[Records from a collection of figures]
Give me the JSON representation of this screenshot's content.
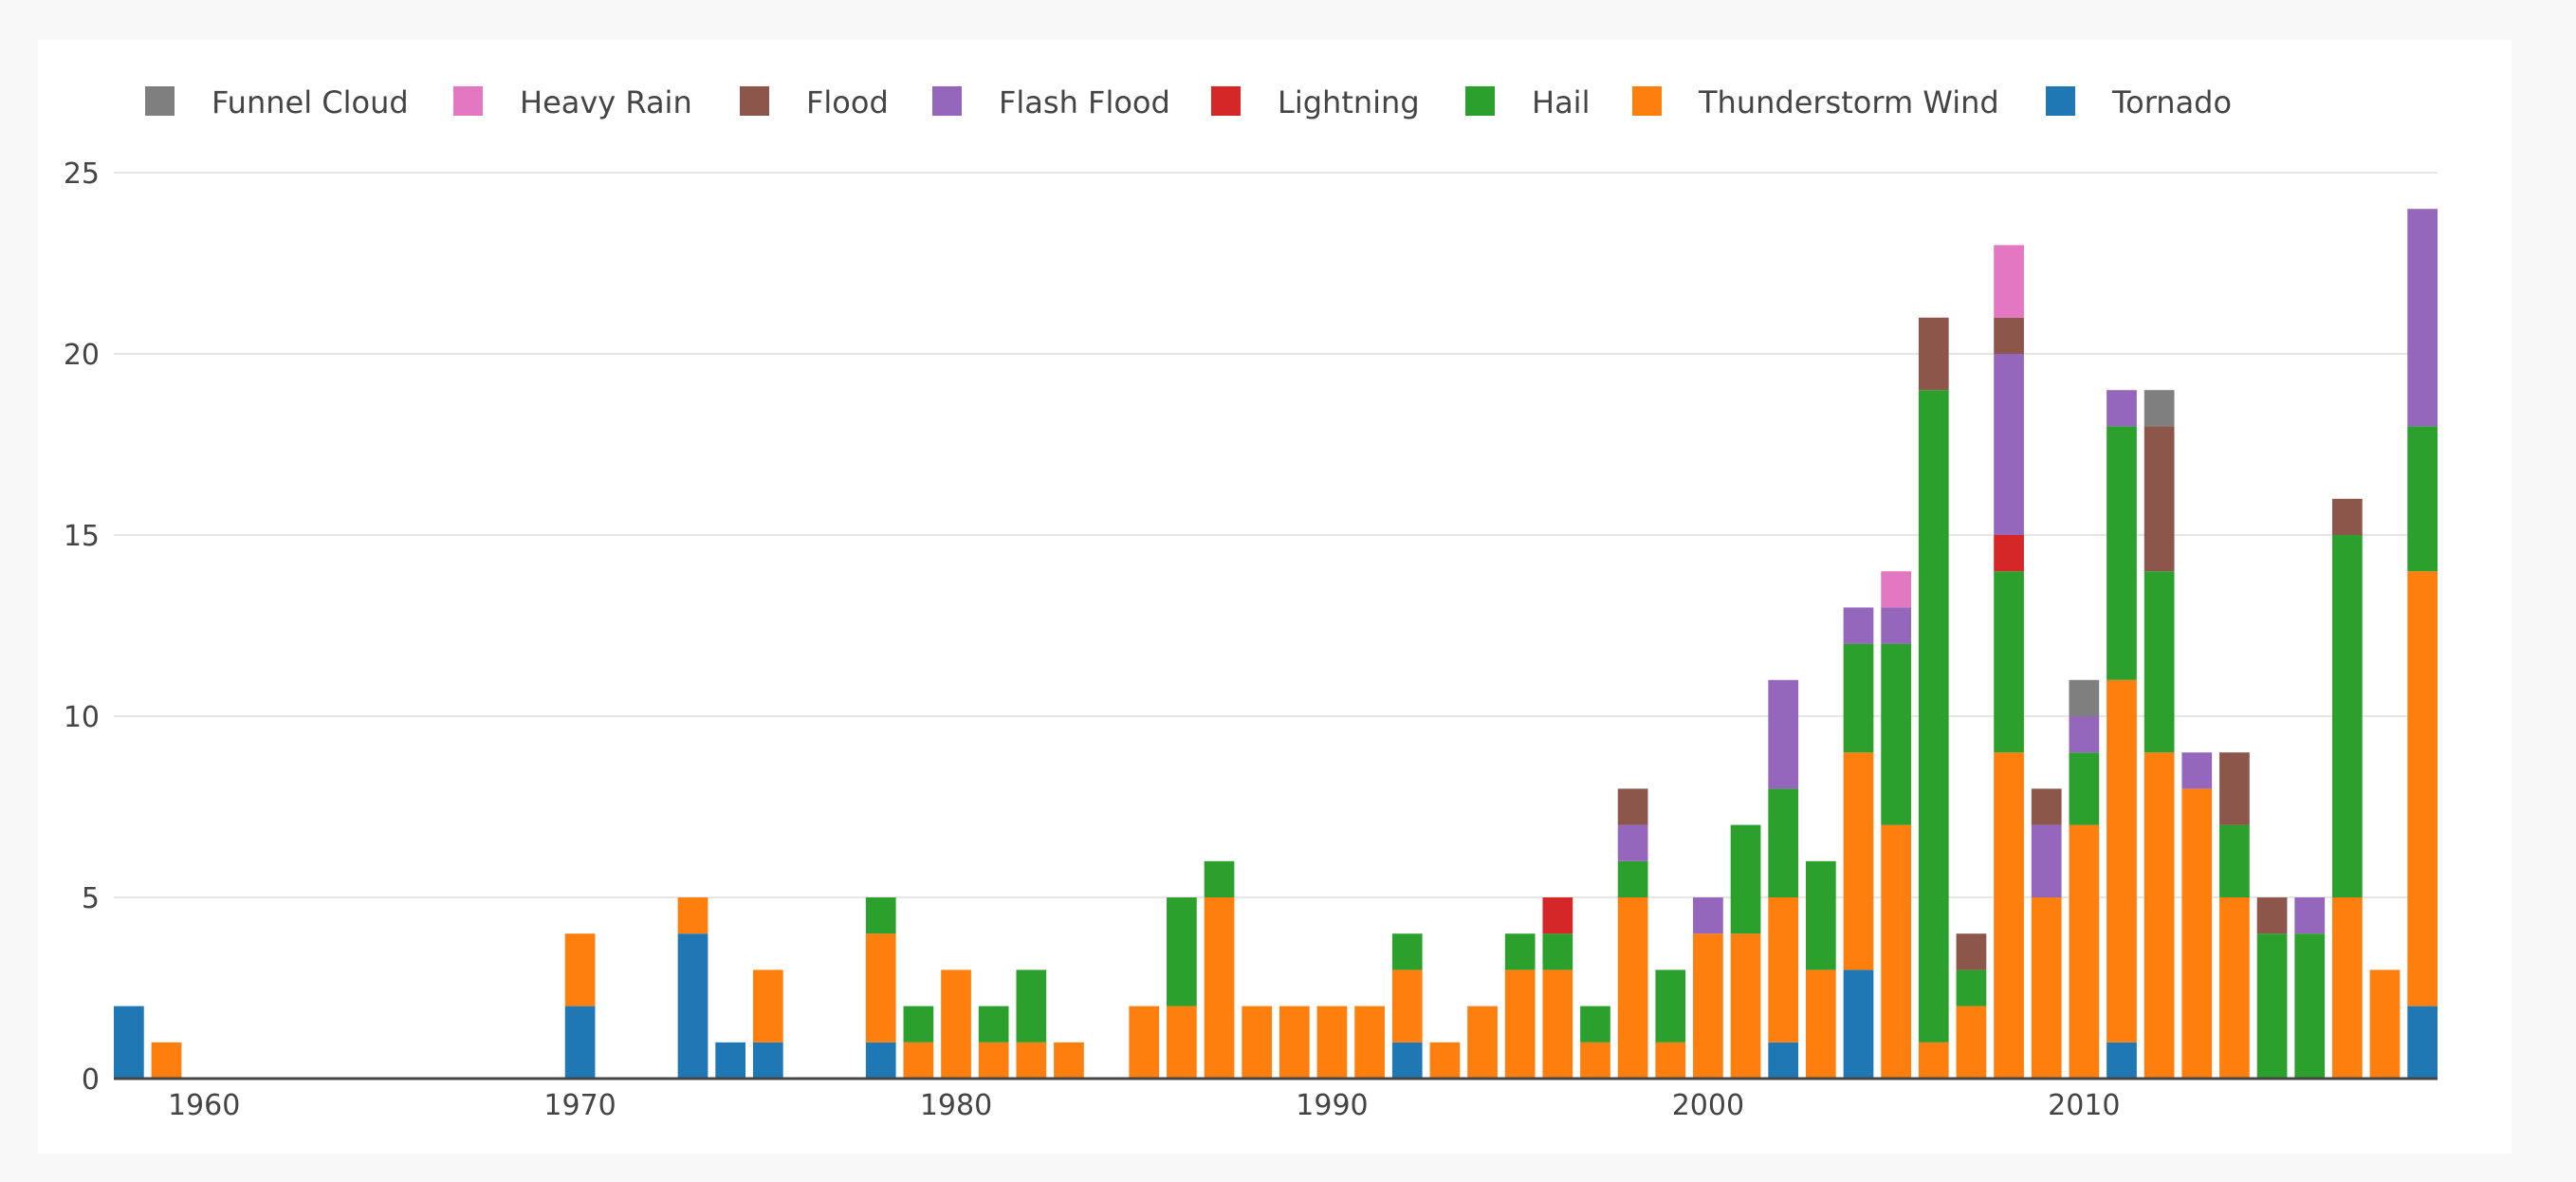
{
  "chart_data": {
    "type": "bar",
    "stacked": true,
    "title": "",
    "xlabel": "",
    "ylabel": "",
    "ylim": [
      0,
      25
    ],
    "yticks": [
      0,
      5,
      10,
      15,
      20,
      25
    ],
    "xticks": [
      1960,
      1970,
      1980,
      1990,
      2000,
      2010
    ],
    "xlim": [
      1957.6,
      2019.4
    ],
    "grid": true,
    "legend_position": "top",
    "x": [
      1958,
      1959,
      1970,
      1973,
      1974,
      1975,
      1978,
      1979,
      1980,
      1981,
      1982,
      1983,
      1985,
      1986,
      1987,
      1988,
      1989,
      1990,
      1991,
      1992,
      1993,
      1994,
      1995,
      1996,
      1997,
      1998,
      1999,
      2000,
      2001,
      2002,
      2003,
      2004,
      2005,
      2006,
      2007,
      2008,
      2009,
      2010,
      2011,
      2012,
      2013,
      2014,
      2015,
      2016,
      2017,
      2018,
      2019
    ],
    "series": [
      {
        "name": "Tornado",
        "color": "#1f77b4",
        "values": [
          2,
          0,
          2,
          4,
          1,
          1,
          1,
          0,
          0,
          0,
          0,
          0,
          0,
          0,
          0,
          0,
          0,
          0,
          0,
          1,
          0,
          0,
          0,
          0,
          0,
          0,
          0,
          0,
          0,
          1,
          0,
          3,
          0,
          0,
          0,
          0,
          0,
          0,
          1,
          0,
          0,
          0,
          0,
          0,
          0,
          0,
          2
        ]
      },
      {
        "name": "Thunderstorm Wind",
        "color": "#ff7f0e",
        "values": [
          0,
          1,
          2,
          1,
          0,
          2,
          3,
          1,
          3,
          1,
          1,
          1,
          2,
          2,
          5,
          2,
          2,
          2,
          2,
          2,
          1,
          2,
          3,
          3,
          1,
          5,
          1,
          4,
          4,
          4,
          3,
          6,
          7,
          1,
          2,
          9,
          5,
          7,
          10,
          9,
          8,
          5,
          0,
          0,
          5,
          3,
          12
        ]
      },
      {
        "name": "Hail",
        "color": "#2ca02c",
        "values": [
          0,
          0,
          0,
          0,
          0,
          0,
          1,
          1,
          0,
          1,
          2,
          0,
          0,
          3,
          1,
          0,
          0,
          0,
          0,
          1,
          0,
          0,
          1,
          1,
          1,
          1,
          2,
          0,
          3,
          3,
          3,
          3,
          5,
          18,
          1,
          5,
          0,
          2,
          7,
          5,
          0,
          2,
          4,
          4,
          10,
          0,
          4
        ]
      },
      {
        "name": "Lightning",
        "color": "#d62728",
        "values": [
          0,
          0,
          0,
          0,
          0,
          0,
          0,
          0,
          0,
          0,
          0,
          0,
          0,
          0,
          0,
          0,
          0,
          0,
          0,
          0,
          0,
          0,
          0,
          1,
          0,
          0,
          0,
          0,
          0,
          0,
          0,
          0,
          0,
          0,
          0,
          1,
          0,
          0,
          0,
          0,
          0,
          0,
          0,
          0,
          0,
          0,
          0
        ]
      },
      {
        "name": "Flash Flood",
        "color": "#9467bd",
        "values": [
          0,
          0,
          0,
          0,
          0,
          0,
          0,
          0,
          0,
          0,
          0,
          0,
          0,
          0,
          0,
          0,
          0,
          0,
          0,
          0,
          0,
          0,
          0,
          0,
          0,
          1,
          0,
          1,
          0,
          3,
          0,
          1,
          1,
          0,
          0,
          5,
          2,
          1,
          1,
          0,
          1,
          0,
          0,
          1,
          0,
          0,
          6
        ]
      },
      {
        "name": "Flood",
        "color": "#8c564b",
        "values": [
          0,
          0,
          0,
          0,
          0,
          0,
          0,
          0,
          0,
          0,
          0,
          0,
          0,
          0,
          0,
          0,
          0,
          0,
          0,
          0,
          0,
          0,
          0,
          0,
          0,
          1,
          0,
          0,
          0,
          0,
          0,
          0,
          0,
          2,
          1,
          1,
          1,
          0,
          0,
          4,
          0,
          2,
          1,
          0,
          1,
          0,
          0
        ]
      },
      {
        "name": "Heavy Rain",
        "color": "#e377c2",
        "values": [
          0,
          0,
          0,
          0,
          0,
          0,
          0,
          0,
          0,
          0,
          0,
          0,
          0,
          0,
          0,
          0,
          0,
          0,
          0,
          0,
          0,
          0,
          0,
          0,
          0,
          0,
          0,
          0,
          0,
          0,
          0,
          0,
          1,
          0,
          0,
          2,
          0,
          0,
          0,
          0,
          0,
          0,
          0,
          0,
          0,
          0,
          0
        ]
      },
      {
        "name": "Funnel Cloud",
        "color": "#7f7f7f",
        "values": [
          0,
          0,
          0,
          0,
          0,
          0,
          0,
          0,
          0,
          0,
          0,
          0,
          0,
          0,
          0,
          0,
          0,
          0,
          0,
          0,
          0,
          0,
          0,
          0,
          0,
          0,
          0,
          0,
          0,
          0,
          0,
          0,
          0,
          0,
          0,
          0,
          0,
          1,
          0,
          1,
          0,
          0,
          0,
          0,
          0,
          0,
          0
        ]
      }
    ],
    "legend_order": [
      "Funnel Cloud",
      "Heavy Rain",
      "Flood",
      "Flash Flood",
      "Lightning",
      "Hail",
      "Thunderstorm Wind",
      "Tornado"
    ]
  }
}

SET EXERCISE> The records above need to be given again exactly. Omit the pictures.

ANSWER TO THE PROBLEM>
Give me the JSON representation of this screenshot's content.
{
  "chart_data": {
    "type": "bar",
    "stacked": true,
    "title": "",
    "xlabel": "",
    "ylabel": "",
    "ylim": [
      0,
      25
    ],
    "yticks": [
      0,
      5,
      10,
      15,
      20,
      25
    ],
    "xticks": [
      1960,
      1970,
      1980,
      1990,
      2000,
      2010
    ],
    "xlim": [
      1957.6,
      2019.4
    ],
    "grid": true,
    "legend_position": "top",
    "x": [
      1958,
      1959,
      1970,
      1973,
      1974,
      1975,
      1978,
      1979,
      1980,
      1981,
      1982,
      1983,
      1985,
      1986,
      1987,
      1988,
      1989,
      1990,
      1991,
      1992,
      1993,
      1994,
      1995,
      1996,
      1997,
      1998,
      1999,
      2000,
      2001,
      2002,
      2003,
      2004,
      2005,
      2006,
      2007,
      2008,
      2009,
      2010,
      2011,
      2012,
      2013,
      2014,
      2015,
      2016,
      2017,
      2018,
      2019
    ],
    "series": [
      {
        "name": "Tornado",
        "color": "#1f77b4",
        "values": [
          2,
          0,
          2,
          4,
          1,
          1,
          1,
          0,
          0,
          0,
          0,
          0,
          0,
          0,
          0,
          0,
          0,
          0,
          0,
          1,
          0,
          0,
          0,
          0,
          0,
          0,
          0,
          0,
          0,
          1,
          0,
          3,
          0,
          0,
          0,
          0,
          0,
          0,
          1,
          0,
          0,
          0,
          0,
          0,
          0,
          0,
          2
        ]
      },
      {
        "name": "Thunderstorm Wind",
        "color": "#ff7f0e",
        "values": [
          0,
          1,
          2,
          1,
          0,
          2,
          3,
          1,
          3,
          1,
          1,
          1,
          2,
          2,
          5,
          2,
          2,
          2,
          2,
          2,
          1,
          2,
          3,
          3,
          1,
          5,
          1,
          4,
          4,
          4,
          3,
          6,
          7,
          1,
          2,
          9,
          5,
          7,
          10,
          9,
          8,
          5,
          0,
          0,
          5,
          3,
          12
        ]
      },
      {
        "name": "Hail",
        "color": "#2ca02c",
        "values": [
          0,
          0,
          0,
          0,
          0,
          0,
          1,
          1,
          0,
          1,
          2,
          0,
          0,
          3,
          1,
          0,
          0,
          0,
          0,
          1,
          0,
          0,
          1,
          1,
          1,
          1,
          2,
          0,
          3,
          3,
          3,
          3,
          5,
          18,
          1,
          5,
          0,
          2,
          7,
          5,
          0,
          2,
          4,
          4,
          10,
          0,
          4
        ]
      },
      {
        "name": "Lightning",
        "color": "#d62728",
        "values": [
          0,
          0,
          0,
          0,
          0,
          0,
          0,
          0,
          0,
          0,
          0,
          0,
          0,
          0,
          0,
          0,
          0,
          0,
          0,
          0,
          0,
          0,
          0,
          1,
          0,
          0,
          0,
          0,
          0,
          0,
          0,
          0,
          0,
          0,
          0,
          1,
          0,
          0,
          0,
          0,
          0,
          0,
          0,
          0,
          0,
          0,
          0
        ]
      },
      {
        "name": "Flash Flood",
        "color": "#9467bd",
        "values": [
          0,
          0,
          0,
          0,
          0,
          0,
          0,
          0,
          0,
          0,
          0,
          0,
          0,
          0,
          0,
          0,
          0,
          0,
          0,
          0,
          0,
          0,
          0,
          0,
          0,
          1,
          0,
          1,
          0,
          3,
          0,
          1,
          1,
          0,
          0,
          5,
          2,
          1,
          1,
          0,
          1,
          0,
          0,
          1,
          0,
          0,
          6
        ]
      },
      {
        "name": "Flood",
        "color": "#8c564b",
        "values": [
          0,
          0,
          0,
          0,
          0,
          0,
          0,
          0,
          0,
          0,
          0,
          0,
          0,
          0,
          0,
          0,
          0,
          0,
          0,
          0,
          0,
          0,
          0,
          0,
          0,
          1,
          0,
          0,
          0,
          0,
          0,
          0,
          0,
          2,
          1,
          1,
          1,
          0,
          0,
          4,
          0,
          2,
          1,
          0,
          1,
          0,
          0
        ]
      },
      {
        "name": "Heavy Rain",
        "color": "#e377c2",
        "values": [
          0,
          0,
          0,
          0,
          0,
          0,
          0,
          0,
          0,
          0,
          0,
          0,
          0,
          0,
          0,
          0,
          0,
          0,
          0,
          0,
          0,
          0,
          0,
          0,
          0,
          0,
          0,
          0,
          0,
          0,
          0,
          0,
          1,
          0,
          0,
          2,
          0,
          0,
          0,
          0,
          0,
          0,
          0,
          0,
          0,
          0,
          0
        ]
      },
      {
        "name": "Funnel Cloud",
        "color": "#7f7f7f",
        "values": [
          0,
          0,
          0,
          0,
          0,
          0,
          0,
          0,
          0,
          0,
          0,
          0,
          0,
          0,
          0,
          0,
          0,
          0,
          0,
          0,
          0,
          0,
          0,
          0,
          0,
          0,
          0,
          0,
          0,
          0,
          0,
          0,
          0,
          0,
          0,
          0,
          0,
          1,
          0,
          1,
          0,
          0,
          0,
          0,
          0,
          0,
          0
        ]
      }
    ],
    "legend_order": [
      "Funnel Cloud",
      "Heavy Rain",
      "Flood",
      "Flash Flood",
      "Lightning",
      "Hail",
      "Thunderstorm Wind",
      "Tornado"
    ]
  }
}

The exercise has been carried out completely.